_Instruction_: Write every entry out again exactly, please, and skip the pictures.

_Data items_:
....
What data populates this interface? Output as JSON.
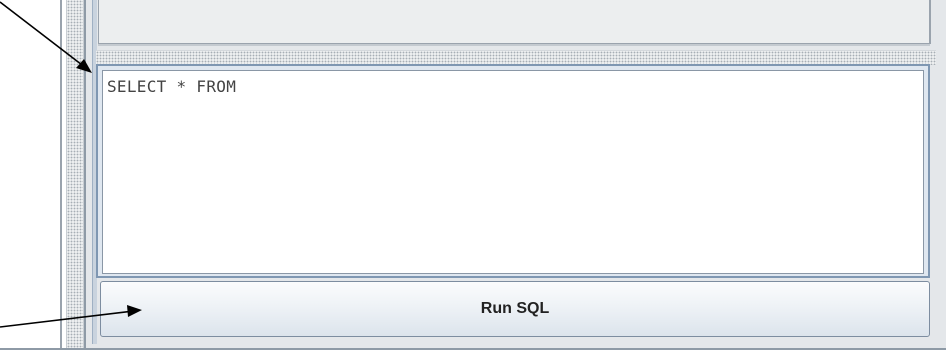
{
  "editor": {
    "sql_text": "SELECT * FROM"
  },
  "run_button": {
    "label": "Run SQL"
  },
  "colors": {
    "panel_border": "#7f97b2",
    "button_border": "#7d8da0",
    "annotation_arrow": "#000000"
  },
  "annotations": [
    {
      "icon": "arrow-icon",
      "points_to": "sql-editor"
    },
    {
      "icon": "arrow-icon",
      "points_to": "run-sql-button"
    }
  ]
}
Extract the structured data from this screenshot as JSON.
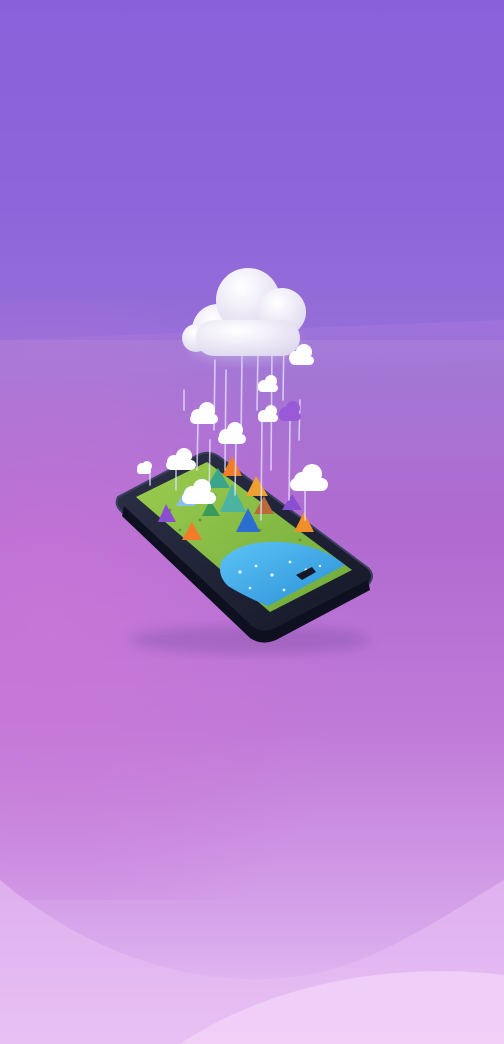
....
_Output of the task_:
What data populates this interface? Output as JSON.
{
  "editor": {
    "sql_text": "SELECT * FROM"
  },
  "run_button": {
    "label": "Run SQL"
  },
  "colors": {
    "panel_border": "#7f97b2",
    "button_border": "#7d8da0",
    "annotation_arrow": "#000000"
  },
  "annotations": [
    {
      "icon": "arrow-icon",
      "points_to": "sql-editor"
    },
    {
      "icon": "arrow-icon",
      "points_to": "run-sql-button"
    }
  ]
}
Extract the structured data from this screenshot as JSON.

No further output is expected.